Problem statement: Print out every line, exactly as written.

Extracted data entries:

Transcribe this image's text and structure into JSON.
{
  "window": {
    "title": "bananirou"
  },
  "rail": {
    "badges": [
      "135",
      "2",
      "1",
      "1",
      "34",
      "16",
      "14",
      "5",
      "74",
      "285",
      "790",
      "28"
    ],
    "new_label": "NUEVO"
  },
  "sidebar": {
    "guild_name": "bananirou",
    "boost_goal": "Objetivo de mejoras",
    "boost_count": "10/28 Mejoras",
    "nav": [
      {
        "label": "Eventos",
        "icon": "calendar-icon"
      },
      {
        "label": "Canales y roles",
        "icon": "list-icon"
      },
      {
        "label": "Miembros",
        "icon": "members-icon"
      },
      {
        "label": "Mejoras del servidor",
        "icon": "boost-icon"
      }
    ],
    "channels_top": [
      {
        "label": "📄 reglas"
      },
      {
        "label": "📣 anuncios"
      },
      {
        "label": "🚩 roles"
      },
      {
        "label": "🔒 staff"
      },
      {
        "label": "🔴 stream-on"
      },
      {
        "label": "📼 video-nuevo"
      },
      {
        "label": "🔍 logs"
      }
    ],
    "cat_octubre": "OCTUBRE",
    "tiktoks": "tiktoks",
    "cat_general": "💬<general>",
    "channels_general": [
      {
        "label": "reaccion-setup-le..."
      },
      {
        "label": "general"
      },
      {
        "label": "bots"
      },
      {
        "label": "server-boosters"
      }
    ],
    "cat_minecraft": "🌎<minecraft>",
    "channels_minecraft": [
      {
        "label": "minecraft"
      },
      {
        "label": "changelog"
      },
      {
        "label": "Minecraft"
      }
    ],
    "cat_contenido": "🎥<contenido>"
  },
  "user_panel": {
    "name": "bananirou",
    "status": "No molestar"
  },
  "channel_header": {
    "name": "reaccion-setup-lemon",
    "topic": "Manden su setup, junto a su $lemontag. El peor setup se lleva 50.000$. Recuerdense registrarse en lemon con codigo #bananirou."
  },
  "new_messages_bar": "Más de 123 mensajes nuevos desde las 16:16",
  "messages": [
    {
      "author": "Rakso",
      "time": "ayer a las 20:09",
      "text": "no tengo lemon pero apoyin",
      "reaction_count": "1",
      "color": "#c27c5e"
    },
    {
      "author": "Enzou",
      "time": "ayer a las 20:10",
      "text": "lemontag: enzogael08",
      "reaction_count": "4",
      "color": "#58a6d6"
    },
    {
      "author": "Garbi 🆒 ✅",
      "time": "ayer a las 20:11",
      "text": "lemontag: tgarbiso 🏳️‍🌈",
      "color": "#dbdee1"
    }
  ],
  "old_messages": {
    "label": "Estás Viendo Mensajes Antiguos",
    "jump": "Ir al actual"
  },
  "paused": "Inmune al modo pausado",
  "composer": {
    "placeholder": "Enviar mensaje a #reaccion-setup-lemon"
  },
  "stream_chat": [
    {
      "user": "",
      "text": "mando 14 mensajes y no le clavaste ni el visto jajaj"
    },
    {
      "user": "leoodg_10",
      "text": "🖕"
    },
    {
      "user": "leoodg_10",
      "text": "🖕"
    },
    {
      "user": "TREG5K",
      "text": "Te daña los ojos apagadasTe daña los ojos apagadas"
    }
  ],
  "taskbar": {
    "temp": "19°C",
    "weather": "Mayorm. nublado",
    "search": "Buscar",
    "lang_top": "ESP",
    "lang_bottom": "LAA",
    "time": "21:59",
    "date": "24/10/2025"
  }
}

Full solution:
Transcribe this image's text and structure into JSON.
{
  "window": {
    "title": "bananirou"
  },
  "rail": {
    "badges": [
      "135",
      "2",
      "1",
      "1",
      "34",
      "16",
      "14",
      "5",
      "74",
      "285",
      "790",
      "28"
    ],
    "new_label": "NUEVO"
  },
  "sidebar": {
    "guild_name": "bananirou",
    "boost_goal": "Objetivo de mejoras",
    "boost_count": "10/28 Mejoras",
    "nav": [
      {
        "label": "Eventos",
        "icon": "calendar-icon"
      },
      {
        "label": "Canales y roles",
        "icon": "list-icon"
      },
      {
        "label": "Miembros",
        "icon": "members-icon"
      },
      {
        "label": "Mejoras del servidor",
        "icon": "boost-icon"
      }
    ],
    "channels_top": [
      {
        "label": "📄 reglas"
      },
      {
        "label": "📣 anuncios"
      },
      {
        "label": "🚩 roles"
      },
      {
        "label": "🔒 staff"
      },
      {
        "label": "🔴 stream-on"
      },
      {
        "label": "📼 video-nuevo"
      },
      {
        "label": "🔍 logs"
      }
    ],
    "cat_octubre": "OCTUBRE",
    "tiktoks": "tiktoks",
    "cat_general": "💬<general>",
    "channels_general": [
      {
        "label": "reaccion-setup-le..."
      },
      {
        "label": "general"
      },
      {
        "label": "bots"
      },
      {
        "label": "server-boosters"
      }
    ],
    "cat_minecraft": "🌎<minecraft>",
    "channels_minecraft": [
      {
        "label": "minecraft"
      },
      {
        "label": "changelog"
      },
      {
        "label": "Minecraft"
      }
    ],
    "cat_contenido": "🎥<contenido>"
  },
  "user_panel": {
    "name": "bananirou",
    "status": "No molestar"
  },
  "channel_header": {
    "name": "reaccion-setup-lemon",
    "topic": "Manden su setup, junto a su $lemontag. El peor setup se lleva 50.000$. Recuerdense registrarse en lemon con codigo #bananirou."
  },
  "new_messages_bar": "Más de 123 mensajes nuevos desde las 16:16",
  "messages": [
    {
      "author": "Rakso",
      "time": "ayer a las 20:09",
      "text": "no tengo lemon pero apoyin",
      "reaction_count": "1",
      "color": "#c27c5e"
    },
    {
      "author": "Enzou",
      "time": "ayer a las 20:10",
      "text": "lemontag: enzogael08",
      "reaction_count": "4",
      "color": "#58a6d6"
    },
    {
      "author": "Garbi 🆒 ✅",
      "time": "ayer a las 20:11",
      "text": "lemontag: tgarbiso 🏳️‍🌈",
      "color": "#dbdee1"
    }
  ],
  "old_messages": {
    "label": "Estás Viendo Mensajes Antiguos",
    "jump": "Ir al actual"
  },
  "paused": "Inmune al modo pausado",
  "composer": {
    "placeholder": "Enviar mensaje a #reaccion-setup-lemon"
  },
  "stream_chat": [
    {
      "user": "",
      "text": "mando 14 mensajes y no le clavaste ni el visto jajaj"
    },
    {
      "user": "leoodg_10",
      "text": "🖕"
    },
    {
      "user": "leoodg_10",
      "text": "🖕"
    },
    {
      "user": "TREG5K",
      "text": "Te daña los ojos apagadasTe daña los ojos apagadas"
    }
  ],
  "taskbar": {
    "temp": "19°C",
    "weather": "Mayorm. nublado",
    "search": "Buscar",
    "lang_top": "ESP",
    "lang_bottom": "LAA",
    "time": "21:59",
    "date": "24/10/2025"
  }
}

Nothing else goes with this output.